Copy out everything from the start of the records down to the line containing "x-tick-label: 06.05.2025 bbox=[494, 274, 507, 338]", with both ends included and each line reproduced without changes.

### [Records shown]
★ ★ ★

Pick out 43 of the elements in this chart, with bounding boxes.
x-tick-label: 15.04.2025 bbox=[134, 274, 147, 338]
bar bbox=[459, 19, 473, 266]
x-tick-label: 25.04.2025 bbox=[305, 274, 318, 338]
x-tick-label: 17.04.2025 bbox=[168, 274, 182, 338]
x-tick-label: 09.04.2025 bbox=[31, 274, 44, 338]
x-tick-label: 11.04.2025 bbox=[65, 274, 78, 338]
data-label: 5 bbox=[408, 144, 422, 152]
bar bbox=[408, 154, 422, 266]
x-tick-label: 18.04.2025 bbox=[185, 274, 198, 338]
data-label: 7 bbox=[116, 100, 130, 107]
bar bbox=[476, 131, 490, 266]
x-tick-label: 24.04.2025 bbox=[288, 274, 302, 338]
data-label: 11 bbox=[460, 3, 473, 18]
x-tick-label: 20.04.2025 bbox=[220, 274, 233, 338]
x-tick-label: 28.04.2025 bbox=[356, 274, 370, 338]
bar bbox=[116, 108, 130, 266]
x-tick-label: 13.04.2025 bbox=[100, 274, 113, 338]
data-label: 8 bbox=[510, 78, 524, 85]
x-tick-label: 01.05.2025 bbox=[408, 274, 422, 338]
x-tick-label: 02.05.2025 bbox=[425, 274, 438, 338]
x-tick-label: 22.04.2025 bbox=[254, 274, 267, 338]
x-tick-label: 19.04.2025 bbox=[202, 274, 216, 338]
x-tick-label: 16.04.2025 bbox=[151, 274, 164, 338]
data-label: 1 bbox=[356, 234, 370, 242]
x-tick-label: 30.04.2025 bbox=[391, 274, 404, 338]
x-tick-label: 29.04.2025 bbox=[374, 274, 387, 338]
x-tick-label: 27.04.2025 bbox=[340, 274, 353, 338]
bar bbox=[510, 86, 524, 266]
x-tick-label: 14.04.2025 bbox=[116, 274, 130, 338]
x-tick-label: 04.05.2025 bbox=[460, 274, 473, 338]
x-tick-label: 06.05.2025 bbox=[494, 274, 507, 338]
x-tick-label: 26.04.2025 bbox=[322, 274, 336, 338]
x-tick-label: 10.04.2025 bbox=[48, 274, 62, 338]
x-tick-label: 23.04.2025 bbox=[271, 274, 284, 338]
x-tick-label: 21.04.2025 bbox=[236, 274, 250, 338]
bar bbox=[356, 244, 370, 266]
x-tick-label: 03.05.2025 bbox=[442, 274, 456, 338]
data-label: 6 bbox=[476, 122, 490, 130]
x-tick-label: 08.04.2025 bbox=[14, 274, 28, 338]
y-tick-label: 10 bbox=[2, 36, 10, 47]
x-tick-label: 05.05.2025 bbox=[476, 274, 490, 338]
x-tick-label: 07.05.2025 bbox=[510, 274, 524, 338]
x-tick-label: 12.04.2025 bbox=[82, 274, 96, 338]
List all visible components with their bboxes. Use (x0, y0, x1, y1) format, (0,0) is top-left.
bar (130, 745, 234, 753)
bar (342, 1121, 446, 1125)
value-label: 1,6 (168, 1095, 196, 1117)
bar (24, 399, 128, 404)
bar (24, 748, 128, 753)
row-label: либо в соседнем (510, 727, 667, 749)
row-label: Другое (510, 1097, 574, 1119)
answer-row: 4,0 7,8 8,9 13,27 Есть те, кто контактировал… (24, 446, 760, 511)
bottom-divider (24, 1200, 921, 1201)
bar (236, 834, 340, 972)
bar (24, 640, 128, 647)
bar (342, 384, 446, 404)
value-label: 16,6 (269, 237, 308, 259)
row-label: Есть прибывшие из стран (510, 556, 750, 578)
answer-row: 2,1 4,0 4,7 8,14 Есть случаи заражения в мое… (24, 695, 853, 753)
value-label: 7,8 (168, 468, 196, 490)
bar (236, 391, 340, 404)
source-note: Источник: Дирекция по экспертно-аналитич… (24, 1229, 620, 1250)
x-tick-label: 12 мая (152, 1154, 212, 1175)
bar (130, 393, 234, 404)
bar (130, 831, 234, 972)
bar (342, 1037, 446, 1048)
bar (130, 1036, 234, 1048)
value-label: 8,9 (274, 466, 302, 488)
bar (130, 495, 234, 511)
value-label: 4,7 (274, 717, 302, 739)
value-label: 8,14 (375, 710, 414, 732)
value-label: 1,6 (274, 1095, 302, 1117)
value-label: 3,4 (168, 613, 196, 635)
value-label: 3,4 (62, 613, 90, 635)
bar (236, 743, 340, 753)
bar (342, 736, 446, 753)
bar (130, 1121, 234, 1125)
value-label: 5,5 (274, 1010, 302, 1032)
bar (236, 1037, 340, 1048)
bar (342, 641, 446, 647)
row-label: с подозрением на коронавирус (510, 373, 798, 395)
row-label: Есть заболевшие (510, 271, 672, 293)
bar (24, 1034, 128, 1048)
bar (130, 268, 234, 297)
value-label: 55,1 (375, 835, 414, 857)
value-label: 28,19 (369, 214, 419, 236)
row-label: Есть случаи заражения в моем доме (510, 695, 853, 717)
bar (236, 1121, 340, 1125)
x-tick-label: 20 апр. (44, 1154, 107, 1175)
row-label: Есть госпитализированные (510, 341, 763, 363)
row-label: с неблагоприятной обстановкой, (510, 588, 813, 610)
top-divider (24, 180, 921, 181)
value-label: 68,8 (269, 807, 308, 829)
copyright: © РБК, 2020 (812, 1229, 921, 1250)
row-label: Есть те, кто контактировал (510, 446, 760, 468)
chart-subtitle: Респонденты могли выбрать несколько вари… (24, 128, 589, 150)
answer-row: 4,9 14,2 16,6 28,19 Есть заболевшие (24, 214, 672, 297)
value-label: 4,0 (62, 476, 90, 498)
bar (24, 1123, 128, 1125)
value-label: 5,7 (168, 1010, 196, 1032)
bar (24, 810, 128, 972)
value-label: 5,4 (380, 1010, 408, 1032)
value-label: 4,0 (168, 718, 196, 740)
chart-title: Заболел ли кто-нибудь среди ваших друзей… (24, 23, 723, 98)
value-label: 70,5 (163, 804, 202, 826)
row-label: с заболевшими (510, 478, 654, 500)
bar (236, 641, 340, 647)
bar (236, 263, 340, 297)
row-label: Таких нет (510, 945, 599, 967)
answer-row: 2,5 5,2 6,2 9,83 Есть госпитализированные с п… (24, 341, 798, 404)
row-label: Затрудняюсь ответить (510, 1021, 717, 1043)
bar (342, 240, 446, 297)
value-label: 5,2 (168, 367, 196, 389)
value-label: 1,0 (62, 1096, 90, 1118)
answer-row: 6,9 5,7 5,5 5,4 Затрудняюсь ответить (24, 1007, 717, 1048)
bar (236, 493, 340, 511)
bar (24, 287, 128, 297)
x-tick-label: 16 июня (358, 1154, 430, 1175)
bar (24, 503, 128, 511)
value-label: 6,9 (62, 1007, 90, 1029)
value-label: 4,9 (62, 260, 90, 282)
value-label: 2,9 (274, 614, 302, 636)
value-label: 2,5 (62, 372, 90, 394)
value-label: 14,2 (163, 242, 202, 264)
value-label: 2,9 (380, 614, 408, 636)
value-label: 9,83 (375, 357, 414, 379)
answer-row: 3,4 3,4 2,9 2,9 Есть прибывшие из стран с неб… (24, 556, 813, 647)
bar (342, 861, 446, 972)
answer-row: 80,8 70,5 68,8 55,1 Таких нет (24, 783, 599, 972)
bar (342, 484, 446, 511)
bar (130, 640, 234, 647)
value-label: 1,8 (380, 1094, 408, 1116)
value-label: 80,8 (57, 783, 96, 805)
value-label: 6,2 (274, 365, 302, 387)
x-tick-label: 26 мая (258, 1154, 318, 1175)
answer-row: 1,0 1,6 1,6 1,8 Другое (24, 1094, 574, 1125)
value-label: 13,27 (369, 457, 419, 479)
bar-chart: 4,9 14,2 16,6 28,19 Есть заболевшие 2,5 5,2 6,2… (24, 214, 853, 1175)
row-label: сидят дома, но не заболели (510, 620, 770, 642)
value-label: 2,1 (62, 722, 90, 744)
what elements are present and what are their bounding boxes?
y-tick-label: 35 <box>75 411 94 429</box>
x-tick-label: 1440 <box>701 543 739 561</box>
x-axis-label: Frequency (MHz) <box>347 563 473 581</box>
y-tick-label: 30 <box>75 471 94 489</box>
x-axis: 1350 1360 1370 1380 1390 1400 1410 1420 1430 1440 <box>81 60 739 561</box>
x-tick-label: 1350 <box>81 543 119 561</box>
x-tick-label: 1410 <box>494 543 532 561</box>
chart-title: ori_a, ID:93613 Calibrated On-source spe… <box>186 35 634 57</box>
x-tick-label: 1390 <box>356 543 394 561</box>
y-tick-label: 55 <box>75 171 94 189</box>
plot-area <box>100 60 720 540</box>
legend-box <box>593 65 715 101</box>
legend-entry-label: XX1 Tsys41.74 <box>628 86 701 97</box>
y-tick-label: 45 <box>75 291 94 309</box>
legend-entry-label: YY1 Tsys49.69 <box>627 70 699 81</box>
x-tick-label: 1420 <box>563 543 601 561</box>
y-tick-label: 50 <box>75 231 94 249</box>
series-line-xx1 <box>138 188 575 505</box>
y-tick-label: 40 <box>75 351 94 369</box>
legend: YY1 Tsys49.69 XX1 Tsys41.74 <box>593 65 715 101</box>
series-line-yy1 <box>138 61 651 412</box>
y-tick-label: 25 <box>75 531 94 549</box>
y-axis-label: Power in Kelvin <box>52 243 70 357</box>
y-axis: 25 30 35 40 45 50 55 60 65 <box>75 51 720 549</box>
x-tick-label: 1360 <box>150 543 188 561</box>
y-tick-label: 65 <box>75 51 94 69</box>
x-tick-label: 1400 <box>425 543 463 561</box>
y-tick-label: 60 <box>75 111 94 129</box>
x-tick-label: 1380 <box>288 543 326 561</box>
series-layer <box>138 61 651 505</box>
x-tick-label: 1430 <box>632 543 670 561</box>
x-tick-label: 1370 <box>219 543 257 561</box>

★ ★ ★

### [Worked solution]
Pick out 43 of the elements in this chart, with bounding boxes.
x-tick-label: 15.04.2025 bbox=[134, 274, 147, 338]
bar bbox=[459, 19, 473, 266]
x-tick-label: 25.04.2025 bbox=[305, 274, 318, 338]
x-tick-label: 17.04.2025 bbox=[168, 274, 182, 338]
x-tick-label: 09.04.2025 bbox=[31, 274, 44, 338]
x-tick-label: 11.04.2025 bbox=[65, 274, 78, 338]
data-label: 5 bbox=[408, 144, 422, 152]
bar bbox=[408, 154, 422, 266]
x-tick-label: 18.04.2025 bbox=[185, 274, 198, 338]
data-label: 7 bbox=[116, 100, 130, 107]
bar bbox=[476, 131, 490, 266]
x-tick-label: 24.04.2025 bbox=[288, 274, 302, 338]
data-label: 11 bbox=[460, 3, 473, 18]
x-tick-label: 20.04.2025 bbox=[220, 274, 233, 338]
x-tick-label: 28.04.2025 bbox=[356, 274, 370, 338]
bar bbox=[116, 108, 130, 266]
x-tick-label: 13.04.2025 bbox=[100, 274, 113, 338]
data-label: 8 bbox=[510, 78, 524, 85]
x-tick-label: 01.05.2025 bbox=[408, 274, 422, 338]
x-tick-label: 02.05.2025 bbox=[425, 274, 438, 338]
x-tick-label: 22.04.2025 bbox=[254, 274, 267, 338]
x-tick-label: 19.04.2025 bbox=[202, 274, 216, 338]
x-tick-label: 16.04.2025 bbox=[151, 274, 164, 338]
data-label: 1 bbox=[356, 234, 370, 242]
x-tick-label: 30.04.2025 bbox=[391, 274, 404, 338]
x-tick-label: 29.04.2025 bbox=[374, 274, 387, 338]
x-tick-label: 27.04.2025 bbox=[340, 274, 353, 338]
bar bbox=[510, 86, 524, 266]
x-tick-label: 14.04.2025 bbox=[116, 274, 130, 338]
x-tick-label: 04.05.2025 bbox=[460, 274, 473, 338]
x-tick-label: 06.05.2025 bbox=[494, 274, 507, 338]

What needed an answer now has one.